Extracted data ->
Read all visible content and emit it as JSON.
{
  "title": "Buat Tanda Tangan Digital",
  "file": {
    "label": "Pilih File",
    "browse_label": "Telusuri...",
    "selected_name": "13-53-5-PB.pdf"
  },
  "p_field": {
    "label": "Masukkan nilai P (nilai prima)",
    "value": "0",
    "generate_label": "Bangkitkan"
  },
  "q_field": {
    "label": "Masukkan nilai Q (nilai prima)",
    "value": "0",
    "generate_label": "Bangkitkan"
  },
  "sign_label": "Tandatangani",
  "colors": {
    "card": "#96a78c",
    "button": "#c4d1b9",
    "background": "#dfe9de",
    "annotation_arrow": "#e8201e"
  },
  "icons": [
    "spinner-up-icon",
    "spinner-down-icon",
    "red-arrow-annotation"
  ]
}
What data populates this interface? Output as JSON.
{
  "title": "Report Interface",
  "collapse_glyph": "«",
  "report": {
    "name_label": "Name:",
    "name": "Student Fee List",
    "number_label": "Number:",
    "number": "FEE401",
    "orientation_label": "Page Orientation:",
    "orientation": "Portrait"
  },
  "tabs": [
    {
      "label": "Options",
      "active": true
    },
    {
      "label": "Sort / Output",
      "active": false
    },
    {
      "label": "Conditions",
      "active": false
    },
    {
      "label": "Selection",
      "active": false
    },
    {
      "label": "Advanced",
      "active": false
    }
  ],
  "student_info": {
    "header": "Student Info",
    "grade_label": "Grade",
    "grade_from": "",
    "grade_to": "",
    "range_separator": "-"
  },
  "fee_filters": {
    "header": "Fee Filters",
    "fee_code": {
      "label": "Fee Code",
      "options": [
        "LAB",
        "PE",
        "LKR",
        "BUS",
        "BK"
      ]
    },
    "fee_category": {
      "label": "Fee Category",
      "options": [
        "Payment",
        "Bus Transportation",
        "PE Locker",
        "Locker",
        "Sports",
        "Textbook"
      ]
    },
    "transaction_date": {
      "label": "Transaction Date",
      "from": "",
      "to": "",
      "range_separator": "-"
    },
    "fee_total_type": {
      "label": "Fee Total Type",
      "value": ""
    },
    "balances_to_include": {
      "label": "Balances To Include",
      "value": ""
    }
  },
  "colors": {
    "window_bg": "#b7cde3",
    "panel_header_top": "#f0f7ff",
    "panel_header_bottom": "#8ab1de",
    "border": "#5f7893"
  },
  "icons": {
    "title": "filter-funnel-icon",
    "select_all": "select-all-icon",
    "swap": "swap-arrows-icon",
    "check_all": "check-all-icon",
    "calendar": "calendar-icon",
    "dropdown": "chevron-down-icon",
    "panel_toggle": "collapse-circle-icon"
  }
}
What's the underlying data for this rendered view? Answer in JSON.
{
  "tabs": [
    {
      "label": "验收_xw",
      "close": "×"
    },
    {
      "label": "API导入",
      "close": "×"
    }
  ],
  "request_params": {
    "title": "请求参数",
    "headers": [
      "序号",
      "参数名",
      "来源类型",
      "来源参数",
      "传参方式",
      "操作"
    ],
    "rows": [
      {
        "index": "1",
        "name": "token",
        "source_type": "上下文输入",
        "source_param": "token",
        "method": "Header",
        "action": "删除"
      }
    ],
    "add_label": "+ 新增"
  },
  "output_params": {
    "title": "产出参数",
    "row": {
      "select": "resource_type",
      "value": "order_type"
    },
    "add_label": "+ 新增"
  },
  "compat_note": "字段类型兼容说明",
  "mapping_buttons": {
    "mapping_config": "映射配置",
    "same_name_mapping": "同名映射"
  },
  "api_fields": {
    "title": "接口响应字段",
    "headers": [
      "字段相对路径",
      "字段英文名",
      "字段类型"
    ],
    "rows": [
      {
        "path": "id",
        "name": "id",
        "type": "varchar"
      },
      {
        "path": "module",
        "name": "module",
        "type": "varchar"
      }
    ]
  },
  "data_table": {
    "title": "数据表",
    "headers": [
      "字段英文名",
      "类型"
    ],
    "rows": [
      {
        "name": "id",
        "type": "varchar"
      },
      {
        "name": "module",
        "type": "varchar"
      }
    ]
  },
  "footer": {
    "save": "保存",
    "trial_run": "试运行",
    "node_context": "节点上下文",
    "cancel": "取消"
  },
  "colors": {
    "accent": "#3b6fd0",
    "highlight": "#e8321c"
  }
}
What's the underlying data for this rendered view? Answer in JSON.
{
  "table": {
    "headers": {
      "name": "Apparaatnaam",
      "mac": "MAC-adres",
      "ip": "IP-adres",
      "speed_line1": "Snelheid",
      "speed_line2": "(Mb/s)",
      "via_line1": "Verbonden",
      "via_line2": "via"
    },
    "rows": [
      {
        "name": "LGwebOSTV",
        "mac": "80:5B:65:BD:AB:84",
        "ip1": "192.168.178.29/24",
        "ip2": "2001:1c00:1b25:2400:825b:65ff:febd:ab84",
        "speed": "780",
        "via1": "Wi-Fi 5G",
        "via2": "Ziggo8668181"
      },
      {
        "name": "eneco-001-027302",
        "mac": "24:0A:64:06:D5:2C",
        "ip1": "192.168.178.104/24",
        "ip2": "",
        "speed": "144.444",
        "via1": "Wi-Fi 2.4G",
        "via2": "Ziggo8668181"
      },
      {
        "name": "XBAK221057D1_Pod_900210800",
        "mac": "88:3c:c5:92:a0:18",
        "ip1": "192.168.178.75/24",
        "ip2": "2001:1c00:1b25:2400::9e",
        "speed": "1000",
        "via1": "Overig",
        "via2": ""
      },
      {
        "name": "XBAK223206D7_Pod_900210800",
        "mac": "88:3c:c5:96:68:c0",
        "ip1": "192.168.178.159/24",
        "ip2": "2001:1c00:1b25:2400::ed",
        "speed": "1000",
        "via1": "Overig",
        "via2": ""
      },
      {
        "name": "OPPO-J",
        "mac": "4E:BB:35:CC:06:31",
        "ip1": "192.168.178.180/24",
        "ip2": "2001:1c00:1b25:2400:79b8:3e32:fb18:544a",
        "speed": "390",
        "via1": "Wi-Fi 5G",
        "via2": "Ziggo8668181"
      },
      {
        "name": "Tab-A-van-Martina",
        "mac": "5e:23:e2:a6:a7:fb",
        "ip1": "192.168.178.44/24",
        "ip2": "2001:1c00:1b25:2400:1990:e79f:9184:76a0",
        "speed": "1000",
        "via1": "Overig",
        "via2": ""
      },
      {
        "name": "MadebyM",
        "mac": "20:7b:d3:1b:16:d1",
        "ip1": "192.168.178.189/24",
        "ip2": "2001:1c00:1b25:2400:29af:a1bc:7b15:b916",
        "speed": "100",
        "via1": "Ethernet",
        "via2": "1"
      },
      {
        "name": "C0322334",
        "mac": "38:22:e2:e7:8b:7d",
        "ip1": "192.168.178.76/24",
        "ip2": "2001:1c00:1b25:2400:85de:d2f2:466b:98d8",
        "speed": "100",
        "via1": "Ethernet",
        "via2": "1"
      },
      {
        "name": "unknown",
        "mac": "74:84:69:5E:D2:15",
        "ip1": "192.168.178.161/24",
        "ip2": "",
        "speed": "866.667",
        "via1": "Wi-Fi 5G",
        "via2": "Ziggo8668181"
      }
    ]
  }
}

Directive ->
Copy out the whole listing exactly; please set it all down.

Output below ->
Read all visible content and emit it as JSON.
{
  "title": "Buat Tanda Tangan Digital",
  "file": {
    "label": "Pilih File",
    "browse_label": "Telusuri...",
    "selected_name": "13-53-5-PB.pdf"
  },
  "p_field": {
    "label": "Masukkan nilai P (nilai prima)",
    "value": "0",
    "generate_label": "Bangkitkan"
  },
  "q_field": {
    "label": "Masukkan nilai Q (nilai prima)",
    "value": "0",
    "generate_label": "Bangkitkan"
  },
  "sign_label": "Tandatangani",
  "colors": {
    "card": "#96a78c",
    "button": "#c4d1b9",
    "background": "#dfe9de",
    "annotation_arrow": "#e8201e"
  },
  "icons": [
    "spinner-up-icon",
    "spinner-down-icon",
    "red-arrow-annotation"
  ]
}
What data populates this interface? Output as JSON.
{
  "title": "Report Interface",
  "collapse_glyph": "«",
  "report": {
    "name_label": "Name:",
    "name": "Student Fee List",
    "number_label": "Number:",
    "number": "FEE401",
    "orientation_label": "Page Orientation:",
    "orientation": "Portrait"
  },
  "tabs": [
    {
      "label": "Options",
      "active": true
    },
    {
      "label": "Sort / Output",
      "active": false
    },
    {
      "label": "Conditions",
      "active": false
    },
    {
      "label": "Selection",
      "active": false
    },
    {
      "label": "Advanced",
      "active": false
    }
  ],
  "student_info": {
    "header": "Student Info",
    "grade_label": "Grade",
    "grade_from": "",
    "grade_to": "",
    "range_separator": "-"
  },
  "fee_filters": {
    "header": "Fee Filters",
    "fee_code": {
      "label": "Fee Code",
      "options": [
        "LAB",
        "PE",
        "LKR",
        "BUS",
        "BK"
      ]
    },
    "fee_category": {
      "label": "Fee Category",
      "options": [
        "Payment",
        "Bus Transportation",
        "PE Locker",
        "Locker",
        "Sports",
        "Textbook"
      ]
    },
    "transaction_date": {
      "label": "Transaction Date",
      "from": "",
      "to": "",
      "range_separator": "-"
    },
    "fee_total_type": {
      "label": "Fee Total Type",
      "value": ""
    },
    "balances_to_include": {
      "label": "Balances To Include",
      "value": ""
    }
  },
  "colors": {
    "window_bg": "#b7cde3",
    "panel_header_top": "#f0f7ff",
    "panel_header_bottom": "#8ab1de",
    "border": "#5f7893"
  },
  "icons": {
    "title": "filter-funnel-icon",
    "select_all": "select-all-icon",
    "swap": "swap-arrows-icon",
    "check_all": "check-all-icon",
    "calendar": "calendar-icon",
    "dropdown": "chevron-down-icon",
    "panel_toggle": "collapse-circle-icon"
  }
}
What's the underlying data for this rendered view? Answer in JSON.
{
  "tabs": [
    {
      "label": "验收_xw",
      "close": "×"
    },
    {
      "label": "API导入",
      "close": "×"
    }
  ],
  "request_params": {
    "title": "请求参数",
    "headers": [
      "序号",
      "参数名",
      "来源类型",
      "来源参数",
      "传参方式",
      "操作"
    ],
    "rows": [
      {
        "index": "1",
        "name": "token",
        "source_type": "上下文输入",
        "source_param": "token",
        "method": "Header",
        "action": "删除"
      }
    ],
    "add_label": "+ 新增"
  },
  "output_params": {
    "title": "产出参数",
    "row": {
      "select": "resource_type",
      "value": "order_type"
    },
    "add_label": "+ 新增"
  },
  "compat_note": "字段类型兼容说明",
  "mapping_buttons": {
    "mapping_config": "映射配置",
    "same_name_mapping": "同名映射"
  },
  "api_fields": {
    "title": "接口响应字段",
    "headers": [
      "字段相对路径",
      "字段英文名",
      "字段类型"
    ],
    "rows": [
      {
        "path": "id",
        "name": "id",
        "type": "varchar"
      },
      {
        "path": "module",
        "name": "module",
        "type": "varchar"
      }
    ]
  },
  "data_table": {
    "title": "数据表",
    "headers": [
      "字段英文名",
      "类型"
    ],
    "rows": [
      {
        "name": "id",
        "type": "varchar"
      },
      {
        "name": "module",
        "type": "varchar"
      }
    ]
  },
  "footer": {
    "save": "保存",
    "trial_run": "试运行",
    "node_context": "节点上下文",
    "cancel": "取消"
  },
  "colors": {
    "accent": "#3b6fd0",
    "highlight": "#e8321c"
  }
}
What's the underlying data for this rendered view? Answer in JSON.
{
  "table": {
    "headers": {
      "name": "Apparaatnaam",
      "mac": "MAC-adres",
      "ip": "IP-adres",
      "speed_line1": "Snelheid",
      "speed_line2": "(Mb/s)",
      "via_line1": "Verbonden",
      "via_line2": "via"
    },
    "rows": [
      {
        "name": "LGwebOSTV",
        "mac": "80:5B:65:BD:AB:84",
        "ip1": "192.168.178.29/24",
        "ip2": "2001:1c00:1b25:2400:825b:65ff:febd:ab84",
        "speed": "780",
        "via1": "Wi-Fi 5G",
        "via2": "Ziggo8668181"
      },
      {
        "name": "eneco-001-027302",
        "mac": "24:0A:64:06:D5:2C",
        "ip1": "192.168.178.104/24",
        "ip2": "",
        "speed": "144.444",
        "via1": "Wi-Fi 2.4G",
        "via2": "Ziggo8668181"
      },
      {
        "name": "XBAK221057D1_Pod_900210800",
        "mac": "88:3c:c5:92:a0:18",
        "ip1": "192.168.178.75/24",
        "ip2": "2001:1c00:1b25:2400::9e",
        "speed": "1000",
        "via1": "Overig",
        "via2": ""
      },
      {
        "name": "XBAK223206D7_Pod_900210800",
        "mac": "88:3c:c5:96:68:c0",
        "ip1": "192.168.178.159/24",
        "ip2": "2001:1c00:1b25:2400::ed",
        "speed": "1000",
        "via1": "Overig",
        "via2": ""
      },
      {
        "name": "OPPO-J",
        "mac": "4E:BB:35:CC:06:31",
        "ip1": "192.168.178.180/24",
        "ip2": "2001:1c00:1b25:2400:79b8:3e32:fb18:544a",
        "speed": "390",
        "via1": "Wi-Fi 5G",
        "via2": "Ziggo8668181"
      },
      {
        "name": "Tab-A-van-Martina",
        "mac": "5e:23:e2:a6:a7:fb",
        "ip1": "192.168.178.44/24",
        "ip2": "2001:1c00:1b25:2400:1990:e79f:9184:76a0",
        "speed": "1000",
        "via1": "Overig",
        "via2": ""
      },
      {
        "name": "MadebyM",
        "mac": "20:7b:d3:1b:16:d1",
        "ip1": "192.168.178.189/24",
        "ip2": "2001:1c00:1b25:2400:29af:a1bc:7b15:b916",
        "speed": "100",
        "via1": "Ethernet",
        "via2": "1"
      },
      {
        "name": "C0322334",
        "mac": "38:22:e2:e7:8b:7d",
        "ip1": "192.168.178.76/24",
        "ip2": "2001:1c00:1b25:2400:85de:d2f2:466b:98d8",
        "speed": "100",
        "via1": "Ethernet",
        "via2": "1"
      },
      {
        "name": "unknown",
        "mac": "74:84:69:5E:D2:15",
        "ip1": "192.168.178.161/24",
        "ip2": "",
        "speed": "866.667",
        "via1": "Wi-Fi 5G",
        "via2": "Ziggo8668181"
      }
    ]
  }
}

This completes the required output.